═════ Given entries
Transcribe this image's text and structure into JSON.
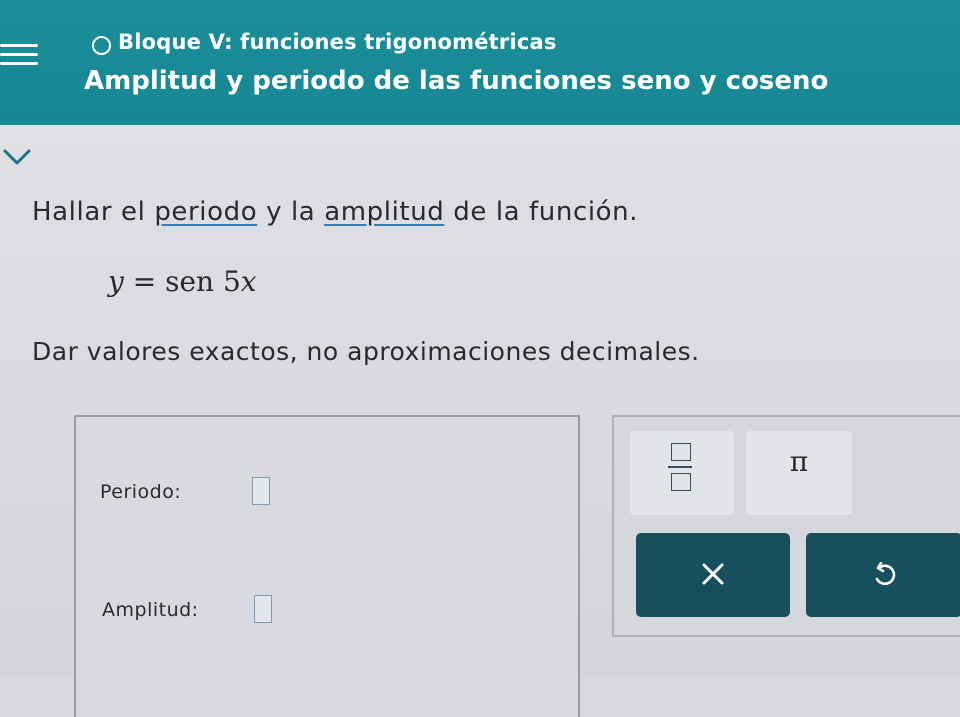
{
  "header": {
    "unit_title": "Bloque V: funciones trigonométricas",
    "lesson_title": "Amplitud y periodo de las funciones seno y coseno"
  },
  "question": {
    "prompt_before": "Hallar el ",
    "term_period": "periodo",
    "prompt_middle": " y la ",
    "term_amplitude": "amplitud",
    "prompt_after": " de la función.",
    "equation_lhs": "y",
    "equation_equals": " = ",
    "equation_func": "sen",
    "equation_coef": " 5",
    "equation_var": "x",
    "instruction": "Dar valores exactos, no aproximaciones decimales."
  },
  "answers": {
    "period_label": "Periodo:",
    "period_value": "",
    "amplitude_label": "Amplitud:",
    "amplitude_value": ""
  },
  "tools": {
    "fraction": "fraction-icon",
    "pi_label": "π",
    "clear": "x-icon",
    "undo": "undo-icon"
  },
  "colors": {
    "header_bg": "#168894",
    "action_btn_bg": "#16505e",
    "link_underline": "#3a7fb5"
  }
}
══════════
◆ Challenge:
Write the lines above out again exactly, without any of their pictures.

◆ Result of the exercise:
Transcribe this image's text and structure into JSON.
{
  "header": {
    "unit_title": "Bloque V: funciones trigonométricas",
    "lesson_title": "Amplitud y periodo de las funciones seno y coseno"
  },
  "question": {
    "prompt_before": "Hallar el ",
    "term_period": "periodo",
    "prompt_middle": " y la ",
    "term_amplitude": "amplitud",
    "prompt_after": " de la función.",
    "equation_lhs": "y",
    "equation_equals": " = ",
    "equation_func": "sen",
    "equation_coef": " 5",
    "equation_var": "x",
    "instruction": "Dar valores exactos, no aproximaciones decimales."
  },
  "answers": {
    "period_label": "Periodo:",
    "period_value": "",
    "amplitude_label": "Amplitud:",
    "amplitude_value": ""
  },
  "tools": {
    "fraction": "fraction-icon",
    "pi_label": "π",
    "clear": "x-icon",
    "undo": "undo-icon"
  },
  "colors": {
    "header_bg": "#168894",
    "action_btn_bg": "#16505e",
    "link_underline": "#3a7fb5"
  }
}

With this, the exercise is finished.